Request: A faithful transcription of all the data is required.

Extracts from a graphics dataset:

►

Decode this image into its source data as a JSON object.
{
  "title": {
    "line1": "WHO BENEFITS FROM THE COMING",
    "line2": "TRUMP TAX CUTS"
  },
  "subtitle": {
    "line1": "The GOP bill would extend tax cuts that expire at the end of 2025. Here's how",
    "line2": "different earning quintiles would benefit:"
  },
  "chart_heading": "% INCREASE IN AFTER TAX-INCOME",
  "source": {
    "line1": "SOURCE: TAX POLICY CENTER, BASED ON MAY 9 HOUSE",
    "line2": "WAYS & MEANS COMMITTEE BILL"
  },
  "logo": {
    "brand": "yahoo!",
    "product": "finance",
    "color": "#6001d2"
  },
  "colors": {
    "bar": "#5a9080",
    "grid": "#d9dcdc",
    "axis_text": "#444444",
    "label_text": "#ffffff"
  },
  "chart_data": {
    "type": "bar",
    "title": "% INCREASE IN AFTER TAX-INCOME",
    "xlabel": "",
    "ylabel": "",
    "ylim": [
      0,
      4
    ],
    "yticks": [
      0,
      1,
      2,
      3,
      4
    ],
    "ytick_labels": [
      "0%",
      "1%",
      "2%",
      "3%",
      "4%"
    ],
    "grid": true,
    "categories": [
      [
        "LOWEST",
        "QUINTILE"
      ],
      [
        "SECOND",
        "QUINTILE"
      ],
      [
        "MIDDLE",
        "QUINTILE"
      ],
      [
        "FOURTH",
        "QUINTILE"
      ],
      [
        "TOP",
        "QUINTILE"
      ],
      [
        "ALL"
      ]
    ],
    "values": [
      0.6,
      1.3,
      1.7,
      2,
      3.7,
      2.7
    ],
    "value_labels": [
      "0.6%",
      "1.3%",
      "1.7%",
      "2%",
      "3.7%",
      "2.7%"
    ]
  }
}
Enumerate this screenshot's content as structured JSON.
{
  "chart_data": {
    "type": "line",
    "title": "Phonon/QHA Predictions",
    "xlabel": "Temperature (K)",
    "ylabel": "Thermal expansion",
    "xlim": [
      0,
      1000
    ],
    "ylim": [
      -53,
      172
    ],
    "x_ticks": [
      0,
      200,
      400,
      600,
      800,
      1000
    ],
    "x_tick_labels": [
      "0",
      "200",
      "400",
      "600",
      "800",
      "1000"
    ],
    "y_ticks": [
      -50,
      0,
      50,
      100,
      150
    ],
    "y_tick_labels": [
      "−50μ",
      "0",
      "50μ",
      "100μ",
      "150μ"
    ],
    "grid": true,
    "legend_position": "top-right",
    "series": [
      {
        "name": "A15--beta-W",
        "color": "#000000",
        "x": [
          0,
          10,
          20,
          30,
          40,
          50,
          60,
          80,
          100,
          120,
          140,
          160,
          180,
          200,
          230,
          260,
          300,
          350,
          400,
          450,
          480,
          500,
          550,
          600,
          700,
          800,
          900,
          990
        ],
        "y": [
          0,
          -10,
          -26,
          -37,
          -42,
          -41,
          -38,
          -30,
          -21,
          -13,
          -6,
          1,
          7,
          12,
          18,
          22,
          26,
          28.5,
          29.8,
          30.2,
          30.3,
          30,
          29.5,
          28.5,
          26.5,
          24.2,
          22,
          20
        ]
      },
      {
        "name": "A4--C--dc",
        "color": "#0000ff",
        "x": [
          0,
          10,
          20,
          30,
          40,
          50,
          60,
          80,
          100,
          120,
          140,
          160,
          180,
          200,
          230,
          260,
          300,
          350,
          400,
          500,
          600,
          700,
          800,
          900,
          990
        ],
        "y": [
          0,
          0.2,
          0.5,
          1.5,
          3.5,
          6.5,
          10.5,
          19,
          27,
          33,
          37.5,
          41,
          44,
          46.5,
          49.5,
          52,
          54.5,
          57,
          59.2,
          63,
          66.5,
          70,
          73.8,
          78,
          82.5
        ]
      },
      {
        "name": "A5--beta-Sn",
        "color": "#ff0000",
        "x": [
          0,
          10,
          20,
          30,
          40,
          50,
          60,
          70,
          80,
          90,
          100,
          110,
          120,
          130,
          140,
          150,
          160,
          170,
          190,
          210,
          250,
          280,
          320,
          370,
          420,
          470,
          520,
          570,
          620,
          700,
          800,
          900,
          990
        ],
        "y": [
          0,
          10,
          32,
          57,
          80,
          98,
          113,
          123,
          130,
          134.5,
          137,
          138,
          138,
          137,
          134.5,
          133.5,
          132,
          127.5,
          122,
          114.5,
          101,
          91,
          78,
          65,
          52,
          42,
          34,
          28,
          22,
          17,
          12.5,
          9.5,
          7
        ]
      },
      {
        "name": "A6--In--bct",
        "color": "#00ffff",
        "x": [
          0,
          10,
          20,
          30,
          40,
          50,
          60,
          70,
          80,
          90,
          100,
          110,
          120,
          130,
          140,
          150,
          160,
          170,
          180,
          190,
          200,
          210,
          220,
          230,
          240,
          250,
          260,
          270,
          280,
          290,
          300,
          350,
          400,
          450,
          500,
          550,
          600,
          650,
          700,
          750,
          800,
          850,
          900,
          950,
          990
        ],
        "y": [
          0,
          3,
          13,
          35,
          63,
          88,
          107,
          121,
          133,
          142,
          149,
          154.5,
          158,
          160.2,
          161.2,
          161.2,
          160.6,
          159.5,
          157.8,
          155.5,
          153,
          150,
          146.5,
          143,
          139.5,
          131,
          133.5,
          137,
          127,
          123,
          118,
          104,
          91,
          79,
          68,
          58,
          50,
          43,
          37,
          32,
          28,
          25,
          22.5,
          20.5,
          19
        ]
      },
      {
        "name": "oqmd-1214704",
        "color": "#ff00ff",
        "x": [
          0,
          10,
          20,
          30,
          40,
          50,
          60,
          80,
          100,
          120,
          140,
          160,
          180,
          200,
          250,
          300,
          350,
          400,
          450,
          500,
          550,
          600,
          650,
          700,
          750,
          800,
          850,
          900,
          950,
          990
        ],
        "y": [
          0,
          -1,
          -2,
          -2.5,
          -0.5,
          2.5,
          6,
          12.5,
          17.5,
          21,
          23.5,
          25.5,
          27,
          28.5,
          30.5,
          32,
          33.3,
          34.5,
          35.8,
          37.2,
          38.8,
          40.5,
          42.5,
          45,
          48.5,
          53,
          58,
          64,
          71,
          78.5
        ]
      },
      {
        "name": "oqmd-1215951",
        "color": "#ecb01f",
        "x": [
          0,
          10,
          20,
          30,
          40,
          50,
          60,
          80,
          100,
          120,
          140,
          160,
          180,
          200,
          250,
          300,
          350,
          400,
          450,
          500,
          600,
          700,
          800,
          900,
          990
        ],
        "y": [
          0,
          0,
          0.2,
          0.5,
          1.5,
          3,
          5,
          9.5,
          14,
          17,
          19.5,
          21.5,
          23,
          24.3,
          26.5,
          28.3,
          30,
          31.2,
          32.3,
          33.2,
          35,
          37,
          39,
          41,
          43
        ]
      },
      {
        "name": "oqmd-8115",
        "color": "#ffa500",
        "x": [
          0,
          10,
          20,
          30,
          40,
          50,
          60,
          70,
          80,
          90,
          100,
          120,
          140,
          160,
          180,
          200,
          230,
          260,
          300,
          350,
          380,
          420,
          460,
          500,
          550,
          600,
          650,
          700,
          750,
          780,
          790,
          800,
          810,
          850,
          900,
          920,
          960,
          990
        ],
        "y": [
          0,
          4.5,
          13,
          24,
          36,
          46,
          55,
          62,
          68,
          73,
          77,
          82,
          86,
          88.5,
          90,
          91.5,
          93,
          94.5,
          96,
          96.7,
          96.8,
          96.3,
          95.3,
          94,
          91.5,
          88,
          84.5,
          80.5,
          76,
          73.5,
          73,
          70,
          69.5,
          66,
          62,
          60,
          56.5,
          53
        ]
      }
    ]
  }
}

◄

Complete output:
Decode this image into its source data as a JSON object.
{
  "title": {
    "line1": "WHO BENEFITS FROM THE COMING",
    "line2": "TRUMP TAX CUTS"
  },
  "subtitle": {
    "line1": "The GOP bill would extend tax cuts that expire at the end of 2025. Here's how",
    "line2": "different earning quintiles would benefit:"
  },
  "chart_heading": "% INCREASE IN AFTER TAX-INCOME",
  "source": {
    "line1": "SOURCE: TAX POLICY CENTER, BASED ON MAY 9 HOUSE",
    "line2": "WAYS & MEANS COMMITTEE BILL"
  },
  "logo": {
    "brand": "yahoo!",
    "product": "finance",
    "color": "#6001d2"
  },
  "colors": {
    "bar": "#5a9080",
    "grid": "#d9dcdc",
    "axis_text": "#444444",
    "label_text": "#ffffff"
  },
  "chart_data": {
    "type": "bar",
    "title": "% INCREASE IN AFTER TAX-INCOME",
    "xlabel": "",
    "ylabel": "",
    "ylim": [
      0,
      4
    ],
    "yticks": [
      0,
      1,
      2,
      3,
      4
    ],
    "ytick_labels": [
      "0%",
      "1%",
      "2%",
      "3%",
      "4%"
    ],
    "grid": true,
    "categories": [
      [
        "LOWEST",
        "QUINTILE"
      ],
      [
        "SECOND",
        "QUINTILE"
      ],
      [
        "MIDDLE",
        "QUINTILE"
      ],
      [
        "FOURTH",
        "QUINTILE"
      ],
      [
        "TOP",
        "QUINTILE"
      ],
      [
        "ALL"
      ]
    ],
    "values": [
      0.6,
      1.3,
      1.7,
      2,
      3.7,
      2.7
    ],
    "value_labels": [
      "0.6%",
      "1.3%",
      "1.7%",
      "2%",
      "3.7%",
      "2.7%"
    ]
  }
}
Enumerate this screenshot's content as structured JSON.
{
  "chart_data": {
    "type": "line",
    "title": "Phonon/QHA Predictions",
    "xlabel": "Temperature (K)",
    "ylabel": "Thermal expansion",
    "xlim": [
      0,
      1000
    ],
    "ylim": [
      -53,
      172
    ],
    "x_ticks": [
      0,
      200,
      400,
      600,
      800,
      1000
    ],
    "x_tick_labels": [
      "0",
      "200",
      "400",
      "600",
      "800",
      "1000"
    ],
    "y_ticks": [
      -50,
      0,
      50,
      100,
      150
    ],
    "y_tick_labels": [
      "−50μ",
      "0",
      "50μ",
      "100μ",
      "150μ"
    ],
    "grid": true,
    "legend_position": "top-right",
    "series": [
      {
        "name": "A15--beta-W",
        "color": "#000000",
        "x": [
          0,
          10,
          20,
          30,
          40,
          50,
          60,
          80,
          100,
          120,
          140,
          160,
          180,
          200,
          230,
          260,
          300,
          350,
          400,
          450,
          480,
          500,
          550,
          600,
          700,
          800,
          900,
          990
        ],
        "y": [
          0,
          -10,
          -26,
          -37,
          -42,
          -41,
          -38,
          -30,
          -21,
          -13,
          -6,
          1,
          7,
          12,
          18,
          22,
          26,
          28.5,
          29.8,
          30.2,
          30.3,
          30,
          29.5,
          28.5,
          26.5,
          24.2,
          22,
          20
        ]
      },
      {
        "name": "A4--C--dc",
        "color": "#0000ff",
        "x": [
          0,
          10,
          20,
          30,
          40,
          50,
          60,
          80,
          100,
          120,
          140,
          160,
          180,
          200,
          230,
          260,
          300,
          350,
          400,
          500,
          600,
          700,
          800,
          900,
          990
        ],
        "y": [
          0,
          0.2,
          0.5,
          1.5,
          3.5,
          6.5,
          10.5,
          19,
          27,
          33,
          37.5,
          41,
          44,
          46.5,
          49.5,
          52,
          54.5,
          57,
          59.2,
          63,
          66.5,
          70,
          73.8,
          78,
          82.5
        ]
      },
      {
        "name": "A5--beta-Sn",
        "color": "#ff0000",
        "x": [
          0,
          10,
          20,
          30,
          40,
          50,
          60,
          70,
          80,
          90,
          100,
          110,
          120,
          130,
          140,
          150,
          160,
          170,
          190,
          210,
          250,
          280,
          320,
          370,
          420,
          470,
          520,
          570,
          620,
          700,
          800,
          900,
          990
        ],
        "y": [
          0,
          10,
          32,
          57,
          80,
          98,
          113,
          123,
          130,
          134.5,
          137,
          138,
          138,
          137,
          134.5,
          133.5,
          132,
          127.5,
          122,
          114.5,
          101,
          91,
          78,
          65,
          52,
          42,
          34,
          28,
          22,
          17,
          12.5,
          9.5,
          7
        ]
      },
      {
        "name": "A6--In--bct",
        "color": "#00ffff",
        "x": [
          0,
          10,
          20,
          30,
          40,
          50,
          60,
          70,
          80,
          90,
          100,
          110,
          120,
          130,
          140,
          150,
          160,
          170,
          180,
          190,
          200,
          210,
          220,
          230,
          240,
          250,
          260,
          270,
          280,
          290,
          300,
          350,
          400,
          450,
          500,
          550,
          600,
          650,
          700,
          750,
          800,
          850,
          900,
          950,
          990
        ],
        "y": [
          0,
          3,
          13,
          35,
          63,
          88,
          107,
          121,
          133,
          142,
          149,
          154.5,
          158,
          160.2,
          161.2,
          161.2,
          160.6,
          159.5,
          157.8,
          155.5,
          153,
          150,
          146.5,
          143,
          139.5,
          131,
          133.5,
          137,
          127,
          123,
          118,
          104,
          91,
          79,
          68,
          58,
          50,
          43,
          37,
          32,
          28,
          25,
          22.5,
          20.5,
          19
        ]
      },
      {
        "name": "oqmd-1214704",
        "color": "#ff00ff",
        "x": [
          0,
          10,
          20,
          30,
          40,
          50,
          60,
          80,
          100,
          120,
          140,
          160,
          180,
          200,
          250,
          300,
          350,
          400,
          450,
          500,
          550,
          600,
          650,
          700,
          750,
          800,
          850,
          900,
          950,
          990
        ],
        "y": [
          0,
          -1,
          -2,
          -2.5,
          -0.5,
          2.5,
          6,
          12.5,
          17.5,
          21,
          23.5,
          25.5,
          27,
          28.5,
          30.5,
          32,
          33.3,
          34.5,
          35.8,
          37.2,
          38.8,
          40.5,
          42.5,
          45,
          48.5,
          53,
          58,
          64,
          71,
          78.5
        ]
      },
      {
        "name": "oqmd-1215951",
        "color": "#ecb01f",
        "x": [
          0,
          10,
          20,
          30,
          40,
          50,
          60,
          80,
          100,
          120,
          140,
          160,
          180,
          200,
          250,
          300,
          350,
          400,
          450,
          500,
          600,
          700,
          800,
          900,
          990
        ],
        "y": [
          0,
          0,
          0.2,
          0.5,
          1.5,
          3,
          5,
          9.5,
          14,
          17,
          19.5,
          21.5,
          23,
          24.3,
          26.5,
          28.3,
          30,
          31.2,
          32.3,
          33.2,
          35,
          37,
          39,
          41,
          43
        ]
      },
      {
        "name": "oqmd-8115",
        "color": "#ffa500",
        "x": [
          0,
          10,
          20,
          30,
          40,
          50,
          60,
          70,
          80,
          90,
          100,
          120,
          140,
          160,
          180,
          200,
          230,
          260,
          300,
          350,
          380,
          420,
          460,
          500,
          550,
          600,
          650,
          700,
          750,
          780,
          790,
          800,
          810,
          850,
          900,
          920,
          960,
          990
        ],
        "y": [
          0,
          4.5,
          13,
          24,
          36,
          46,
          55,
          62,
          68,
          73,
          77,
          82,
          86,
          88.5,
          90,
          91.5,
          93,
          94.5,
          96,
          96.7,
          96.8,
          96.3,
          95.3,
          94,
          91.5,
          88,
          84.5,
          80.5,
          76,
          73.5,
          73,
          70,
          69.5,
          66,
          62,
          60,
          56.5,
          53
        ]
      }
    ]
  }
}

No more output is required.